> [Your objective]: Track down the lines that contain "Baratta" and copy them.

> [Data for this exercise]:
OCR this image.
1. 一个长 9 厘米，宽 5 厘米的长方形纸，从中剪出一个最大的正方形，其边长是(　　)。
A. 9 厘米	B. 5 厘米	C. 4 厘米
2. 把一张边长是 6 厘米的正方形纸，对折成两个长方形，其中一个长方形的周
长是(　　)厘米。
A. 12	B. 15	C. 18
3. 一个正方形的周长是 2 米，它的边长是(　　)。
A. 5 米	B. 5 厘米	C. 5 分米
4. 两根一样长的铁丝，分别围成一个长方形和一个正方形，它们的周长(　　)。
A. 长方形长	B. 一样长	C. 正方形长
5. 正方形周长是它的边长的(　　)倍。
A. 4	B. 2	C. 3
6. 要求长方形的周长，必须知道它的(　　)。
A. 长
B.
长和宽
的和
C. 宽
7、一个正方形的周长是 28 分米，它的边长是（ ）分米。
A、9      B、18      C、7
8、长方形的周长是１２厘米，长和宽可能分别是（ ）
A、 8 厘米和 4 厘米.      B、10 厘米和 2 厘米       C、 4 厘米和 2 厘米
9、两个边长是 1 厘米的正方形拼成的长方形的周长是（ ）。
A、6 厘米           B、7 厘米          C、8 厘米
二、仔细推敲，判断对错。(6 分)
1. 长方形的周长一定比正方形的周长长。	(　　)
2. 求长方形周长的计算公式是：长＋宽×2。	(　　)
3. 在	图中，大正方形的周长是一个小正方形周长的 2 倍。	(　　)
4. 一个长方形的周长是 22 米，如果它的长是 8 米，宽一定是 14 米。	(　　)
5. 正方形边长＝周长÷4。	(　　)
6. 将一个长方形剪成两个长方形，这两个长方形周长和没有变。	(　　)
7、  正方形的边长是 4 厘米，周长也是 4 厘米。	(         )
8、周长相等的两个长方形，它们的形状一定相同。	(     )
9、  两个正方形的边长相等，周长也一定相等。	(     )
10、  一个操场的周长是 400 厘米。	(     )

...

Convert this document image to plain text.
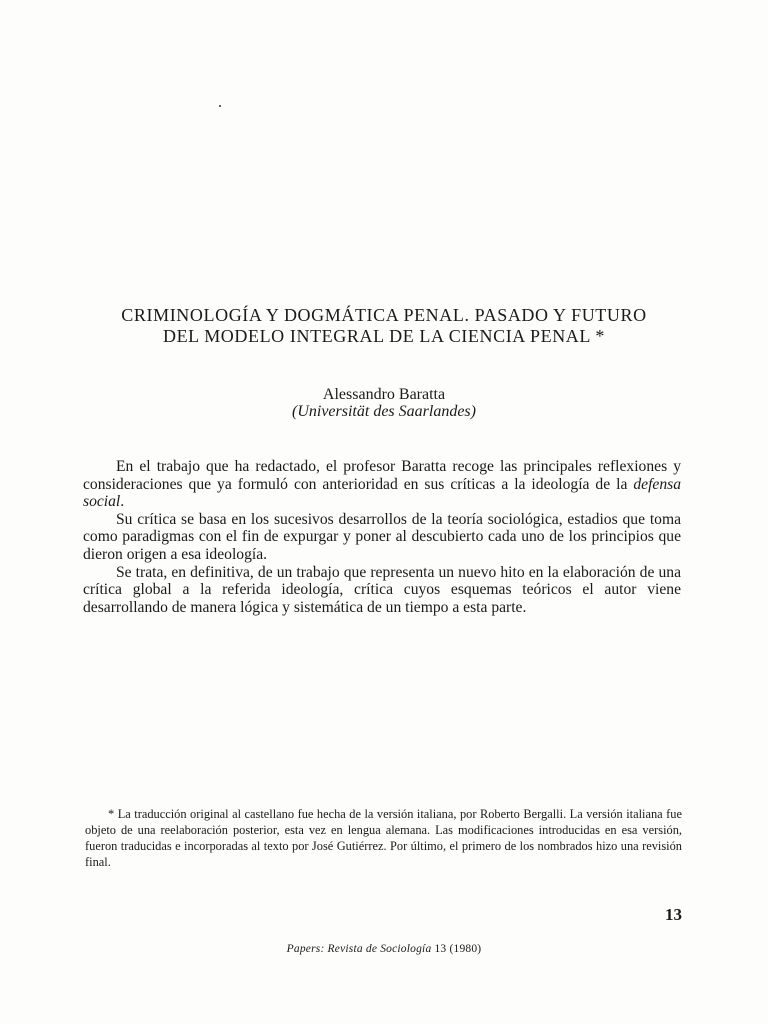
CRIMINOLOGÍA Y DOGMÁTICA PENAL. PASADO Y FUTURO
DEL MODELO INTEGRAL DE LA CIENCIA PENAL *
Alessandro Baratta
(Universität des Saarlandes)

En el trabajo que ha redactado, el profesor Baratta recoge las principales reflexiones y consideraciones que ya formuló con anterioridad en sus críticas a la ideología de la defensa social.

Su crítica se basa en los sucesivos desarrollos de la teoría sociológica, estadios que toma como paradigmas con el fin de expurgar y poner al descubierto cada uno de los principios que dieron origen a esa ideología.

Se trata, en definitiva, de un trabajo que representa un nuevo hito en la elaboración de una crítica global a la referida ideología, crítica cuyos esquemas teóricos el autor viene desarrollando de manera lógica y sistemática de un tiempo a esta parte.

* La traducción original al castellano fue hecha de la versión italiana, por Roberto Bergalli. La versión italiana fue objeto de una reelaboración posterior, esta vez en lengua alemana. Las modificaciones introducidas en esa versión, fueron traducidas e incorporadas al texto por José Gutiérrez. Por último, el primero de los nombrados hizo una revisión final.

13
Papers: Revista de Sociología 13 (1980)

> [Right answer]:
Alessandro Baratta
En el trabajo que ha redactado, el profesor Baratta recoge las principales reflexiones y consideraciones que ya formuló con anterioridad en sus críticas a la ideología de la defensa social.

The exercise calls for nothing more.